Scan the following material for the string "this" and copy each line in which it appears.

> [DATA RECORDS]:

:::::

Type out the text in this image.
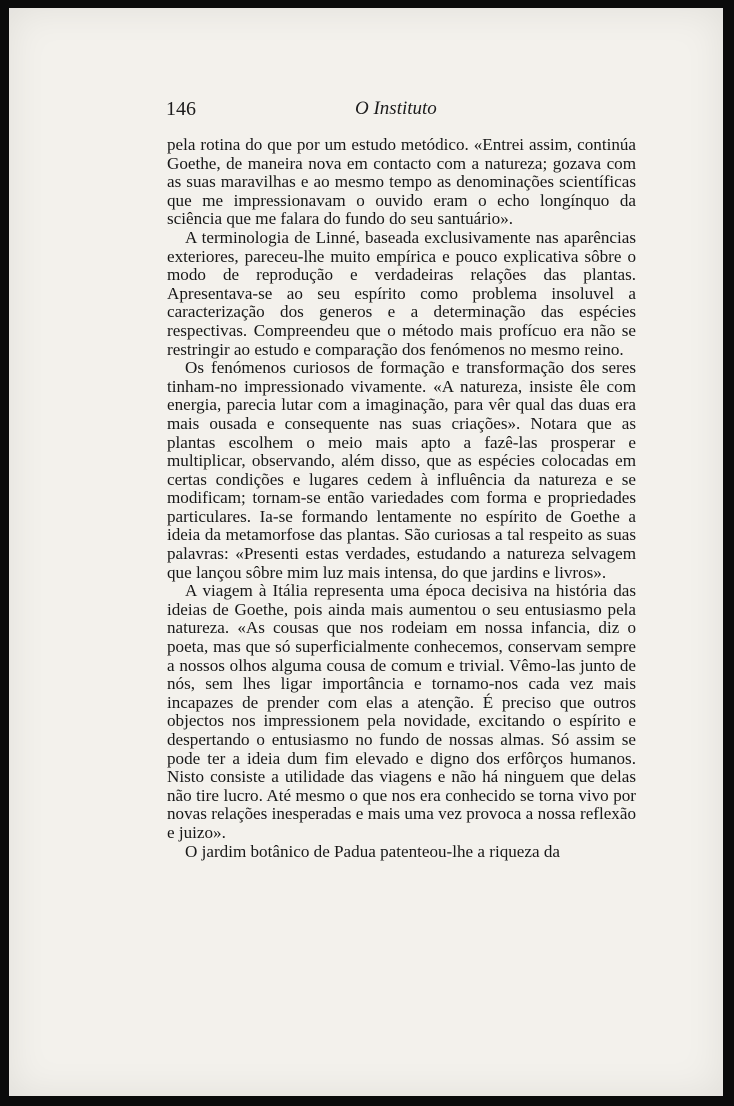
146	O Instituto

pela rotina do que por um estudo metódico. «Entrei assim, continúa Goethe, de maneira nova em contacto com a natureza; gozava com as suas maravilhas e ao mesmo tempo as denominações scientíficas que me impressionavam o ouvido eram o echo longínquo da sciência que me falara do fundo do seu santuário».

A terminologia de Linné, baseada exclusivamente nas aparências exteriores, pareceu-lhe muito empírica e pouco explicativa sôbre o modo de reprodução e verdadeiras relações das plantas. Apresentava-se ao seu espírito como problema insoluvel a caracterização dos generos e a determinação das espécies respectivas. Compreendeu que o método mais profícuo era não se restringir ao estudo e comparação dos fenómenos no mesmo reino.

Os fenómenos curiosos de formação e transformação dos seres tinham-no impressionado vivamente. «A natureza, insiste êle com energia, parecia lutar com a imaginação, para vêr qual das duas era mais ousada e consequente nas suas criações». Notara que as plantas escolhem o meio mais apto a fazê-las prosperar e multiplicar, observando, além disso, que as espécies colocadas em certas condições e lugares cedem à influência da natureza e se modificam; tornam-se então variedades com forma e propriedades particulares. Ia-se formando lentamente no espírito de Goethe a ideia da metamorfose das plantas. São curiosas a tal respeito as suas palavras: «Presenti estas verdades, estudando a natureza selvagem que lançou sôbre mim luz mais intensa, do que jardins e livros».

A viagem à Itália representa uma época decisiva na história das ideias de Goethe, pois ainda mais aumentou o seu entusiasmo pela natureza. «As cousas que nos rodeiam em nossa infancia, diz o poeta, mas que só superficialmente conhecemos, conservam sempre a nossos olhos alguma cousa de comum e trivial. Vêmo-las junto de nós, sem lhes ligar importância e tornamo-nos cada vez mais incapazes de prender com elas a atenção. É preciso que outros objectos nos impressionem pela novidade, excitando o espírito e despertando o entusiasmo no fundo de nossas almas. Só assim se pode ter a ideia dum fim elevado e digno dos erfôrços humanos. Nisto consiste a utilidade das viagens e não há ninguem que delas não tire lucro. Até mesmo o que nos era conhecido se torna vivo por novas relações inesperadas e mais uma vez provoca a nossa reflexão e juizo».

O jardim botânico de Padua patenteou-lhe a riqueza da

:::::

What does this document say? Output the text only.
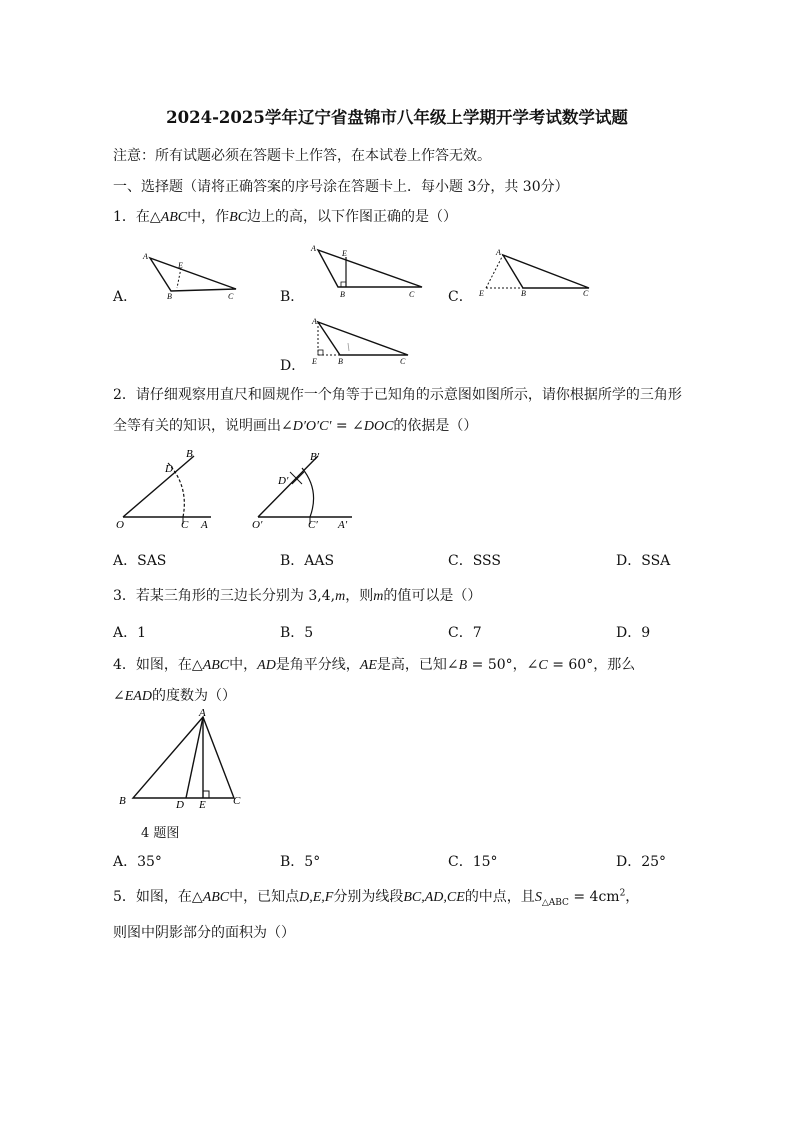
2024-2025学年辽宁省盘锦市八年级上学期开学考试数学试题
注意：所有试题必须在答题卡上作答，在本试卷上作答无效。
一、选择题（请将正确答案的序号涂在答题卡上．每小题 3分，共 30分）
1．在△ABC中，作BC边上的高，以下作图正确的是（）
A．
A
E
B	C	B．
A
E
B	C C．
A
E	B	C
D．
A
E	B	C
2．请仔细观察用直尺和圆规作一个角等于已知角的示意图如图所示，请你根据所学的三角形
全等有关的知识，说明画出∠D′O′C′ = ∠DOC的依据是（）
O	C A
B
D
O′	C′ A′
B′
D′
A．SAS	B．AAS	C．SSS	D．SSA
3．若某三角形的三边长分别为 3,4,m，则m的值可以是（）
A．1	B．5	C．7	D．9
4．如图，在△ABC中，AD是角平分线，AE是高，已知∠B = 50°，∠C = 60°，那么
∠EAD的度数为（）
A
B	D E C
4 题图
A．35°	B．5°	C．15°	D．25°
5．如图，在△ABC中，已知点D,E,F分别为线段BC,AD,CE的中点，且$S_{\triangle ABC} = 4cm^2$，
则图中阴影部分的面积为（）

:::::

> [THE RESULT]:
Type out the text in this image.
What does this document say? Output the text only.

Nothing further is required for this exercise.